(INSTRUCTIONS FOR THE TASK) Starting at the line that holds "Decode this image", quote every line through the end of the records, both boundary lines included. Omit the pictures.

(DATA TO USE)
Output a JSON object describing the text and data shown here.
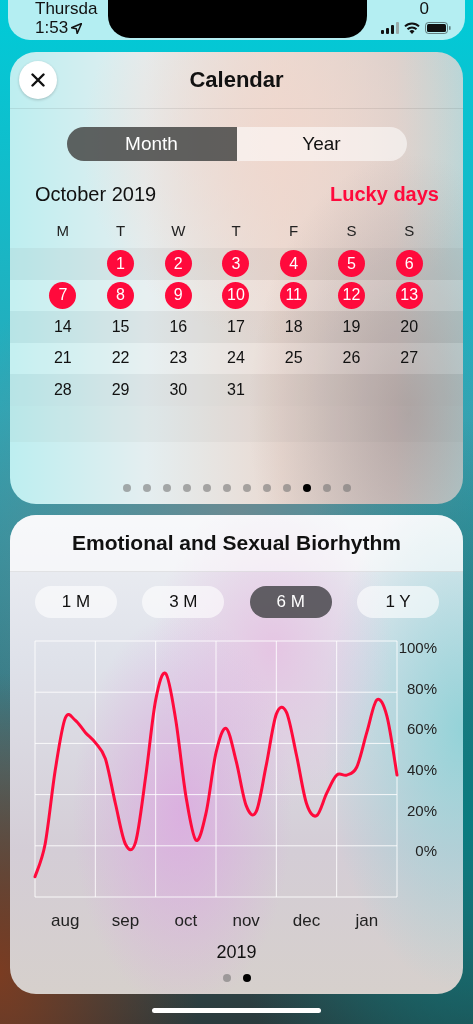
{
  "status_bar": {
    "day": "Thursda",
    "time": "1:53",
    "count": "0"
  },
  "calendar": {
    "title": "Calendar",
    "view_tabs": [
      {
        "label": "Month",
        "selected": true
      },
      {
        "label": "Year",
        "selected": false
      }
    ],
    "month": "October 2019",
    "lucky_days_label": "Lucky days",
    "weekdays": [
      "M",
      "T",
      "W",
      "T",
      "F",
      "S",
      "S"
    ],
    "weeks": [
      [
        {
          "day": "1",
          "lucky": true
        },
        {
          "day": "2",
          "lucky": true
        },
        {
          "day": "3",
          "lucky": true
        },
        {
          "day": "4",
          "lucky": true
        },
        {
          "day": "5",
          "lucky": true
        },
        {
          "day": "6",
          "lucky": true
        }
      ],
      [
        {
          "day": "7",
          "lucky": true
        },
        {
          "day": "8",
          "lucky": true
        },
        {
          "day": "9",
          "lucky": true
        },
        {
          "day": "10",
          "lucky": true
        },
        {
          "day": "11",
          "lucky": true
        },
        {
          "day": "12",
          "lucky": true
        },
        {
          "day": "13",
          "lucky": true
        }
      ],
      [
        {
          "day": "14",
          "lucky": false
        },
        {
          "day": "15",
          "lucky": false
        },
        {
          "day": "16",
          "lucky": false
        },
        {
          "day": "17",
          "lucky": false
        },
        {
          "day": "18",
          "lucky": false
        },
        {
          "day": "19",
          "lucky": false
        },
        {
          "day": "20",
          "lucky": false
        }
      ],
      [
        {
          "day": "21",
          "lucky": false
        },
        {
          "day": "22",
          "lucky": false
        },
        {
          "day": "23",
          "lucky": false
        },
        {
          "day": "24",
          "lucky": false
        },
        {
          "day": "25",
          "lucky": false
        },
        {
          "day": "26",
          "lucky": false
        },
        {
          "day": "27",
          "lucky": false
        }
      ],
      [
        {
          "day": "28",
          "lucky": false
        },
        {
          "day": "29",
          "lucky": false
        },
        {
          "day": "30",
          "lucky": false
        },
        {
          "day": "31",
          "lucky": false
        }
      ]
    ],
    "pages": [
      {
        "selected": false
      },
      {
        "selected": false
      },
      {
        "selected": false
      },
      {
        "selected": false
      },
      {
        "selected": false
      },
      {
        "selected": false
      },
      {
        "selected": false
      },
      {
        "selected": false
      },
      {
        "selected": false
      },
      {
        "selected": true
      },
      {
        "selected": false
      },
      {
        "selected": false
      }
    ]
  },
  "biorhythm": {
    "title": "Emotional and Sexual Biorhythm",
    "ranges": [
      {
        "label": "1 M",
        "selected": false
      },
      {
        "label": "3 M",
        "selected": false
      },
      {
        "label": "6 M",
        "selected": true
      },
      {
        "label": "1 Y",
        "selected": false
      }
    ],
    "chart_data": {
      "type": "line",
      "grid": true,
      "categories": [
        null,
        null,
        null,
        "aug",
        null,
        null,
        null,
        null,
        null,
        "sep",
        null,
        null,
        null,
        null,
        null,
        "oct",
        null,
        null,
        null,
        null,
        null,
        "nov",
        null,
        null,
        null,
        null,
        null,
        "dec",
        null,
        null,
        null,
        null,
        null,
        "jan",
        null,
        null,
        null
      ],
      "series": [
        {
          "color": "#ff0a3c",
          "values": [
            -13,
            3,
            39,
            65,
            64,
            58,
            53,
            45,
            23,
            3,
            4,
            36,
            74,
            87,
            64,
            27,
            5,
            18,
            48,
            60,
            44,
            22,
            19,
            42,
            67,
            68,
            47,
            23,
            17,
            28,
            37,
            37,
            41,
            58,
            74,
            66,
            37
          ]
        }
      ],
      "ylim": [
        -23,
        103
      ],
      "yticks": [
        {
          "value": 100,
          "label": "100%"
        },
        {
          "value": 80,
          "label": "80%"
        },
        {
          "value": 60,
          "label": "60%"
        },
        {
          "value": 40,
          "label": "40%"
        },
        {
          "value": 20,
          "label": "20%"
        },
        {
          "value": 0,
          "label": "0%"
        }
      ]
    },
    "year": "2019",
    "pages": [
      {
        "selected": false
      },
      {
        "selected": true
      }
    ]
  }
}
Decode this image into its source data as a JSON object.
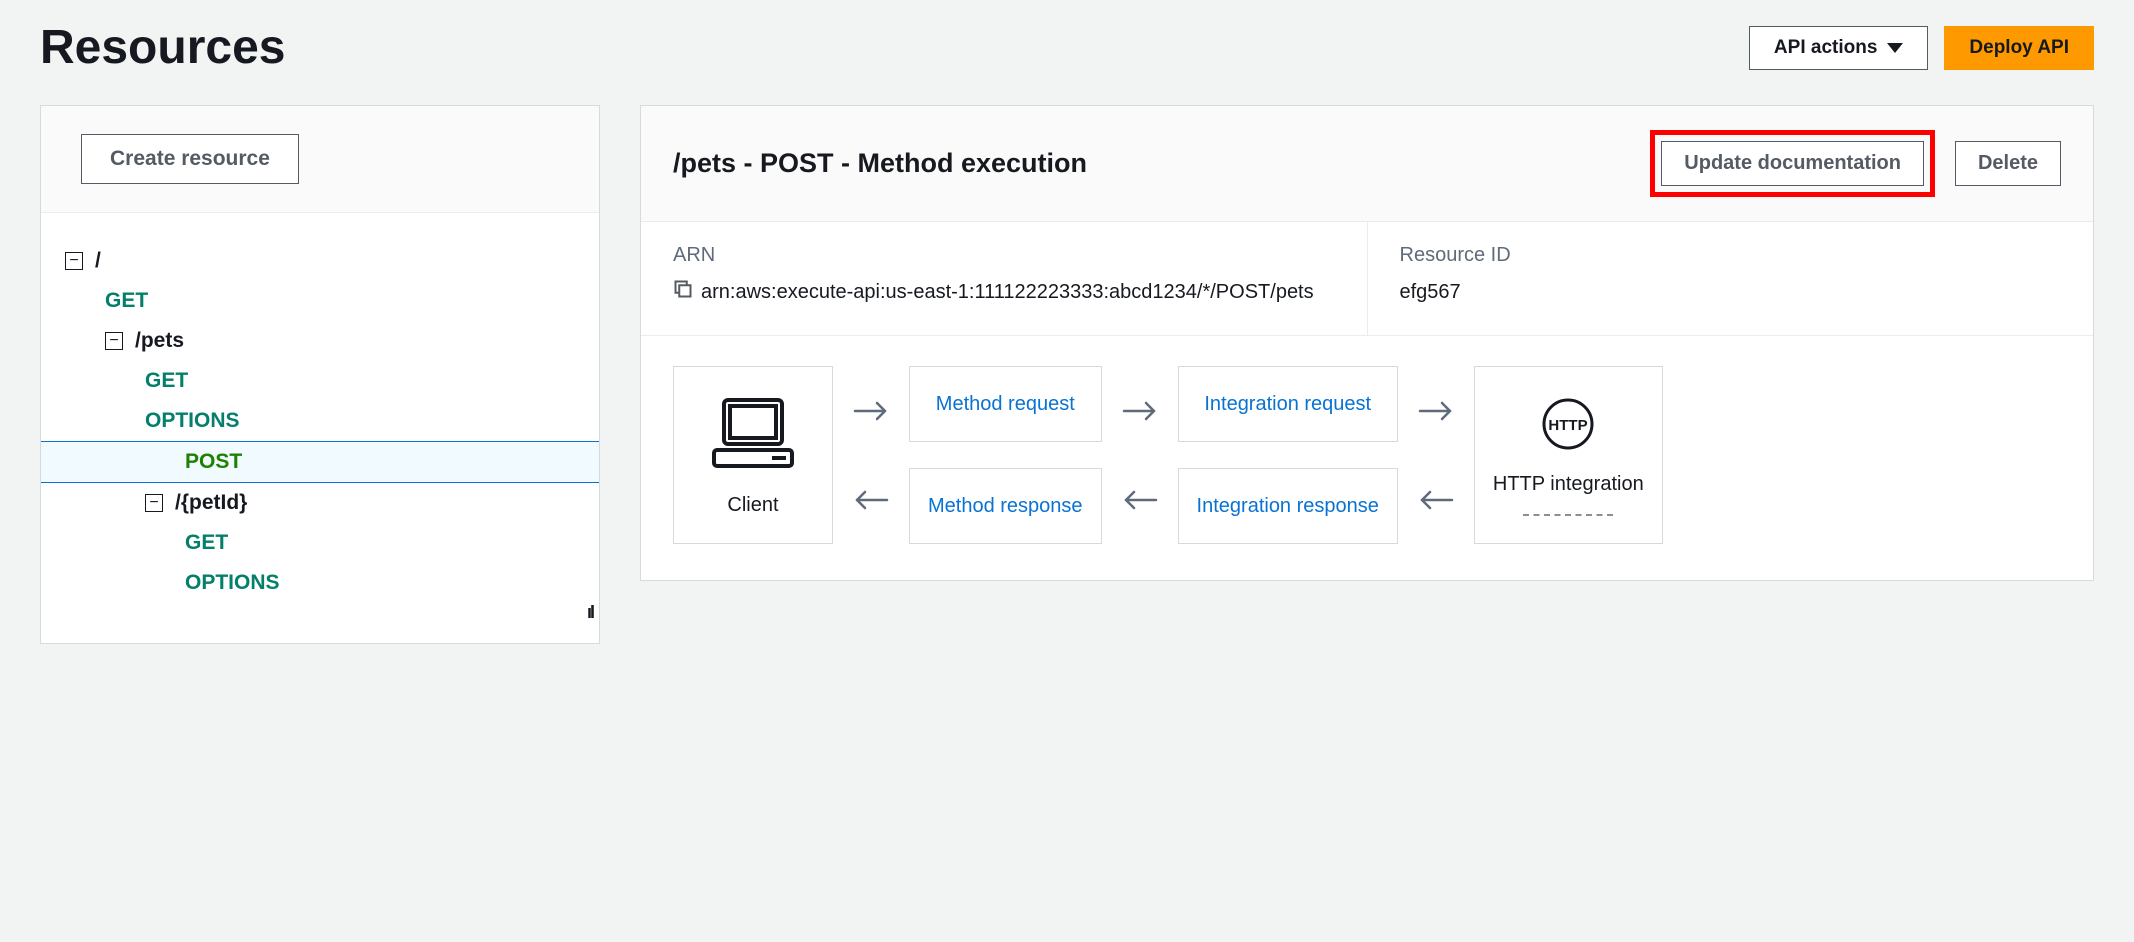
{
  "header": {
    "title": "Resources",
    "api_actions_label": "API actions",
    "deploy_label": "Deploy API"
  },
  "sidebar": {
    "create_label": "Create resource",
    "tree": {
      "root": "/",
      "root_get": "GET",
      "pets": "/pets",
      "pets_get": "GET",
      "pets_options": "OPTIONS",
      "pets_post": "POST",
      "petid": "/{petId}",
      "petid_get": "GET",
      "petid_options": "OPTIONS"
    }
  },
  "panel": {
    "title": "/pets - POST - Method execution",
    "update_doc_label": "Update documentation",
    "delete_label": "Delete",
    "arn_label": "ARN",
    "arn_value": "arn:aws:execute-api:us-east-1:111122223333:abcd1234/*/POST/pets",
    "resource_id_label": "Resource ID",
    "resource_id_value": "efg567"
  },
  "flow": {
    "client_label": "Client",
    "method_request": "Method request",
    "integration_request": "Integration request",
    "method_response": "Method response",
    "integration_response": "Integration response",
    "http_badge": "HTTP",
    "http_label": "HTTP integration"
  }
}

(CORRECT ANSWER)
Decode this image into its source data as a JSON object.
{
  "header": {
    "title": "Resources",
    "api_actions_label": "API actions",
    "deploy_label": "Deploy API"
  },
  "sidebar": {
    "create_label": "Create resource",
    "tree": {
      "root": "/",
      "root_get": "GET",
      "pets": "/pets",
      "pets_get": "GET",
      "pets_options": "OPTIONS",
      "pets_post": "POST",
      "petid": "/{petId}",
      "petid_get": "GET",
      "petid_options": "OPTIONS"
    }
  },
  "panel": {
    "title": "/pets - POST - Method execution",
    "update_doc_label": "Update documentation",
    "delete_label": "Delete",
    "arn_label": "ARN",
    "arn_value": "arn:aws:execute-api:us-east-1:111122223333:abcd1234/*/POST/pets",
    "resource_id_label": "Resource ID",
    "resource_id_value": "efg567"
  },
  "flow": {
    "client_label": "Client",
    "method_request": "Method request",
    "integration_request": "Integration request",
    "method_response": "Method response",
    "integration_response": "Integration response",
    "http_badge": "HTTP",
    "http_label": "HTTP integration"
  }
}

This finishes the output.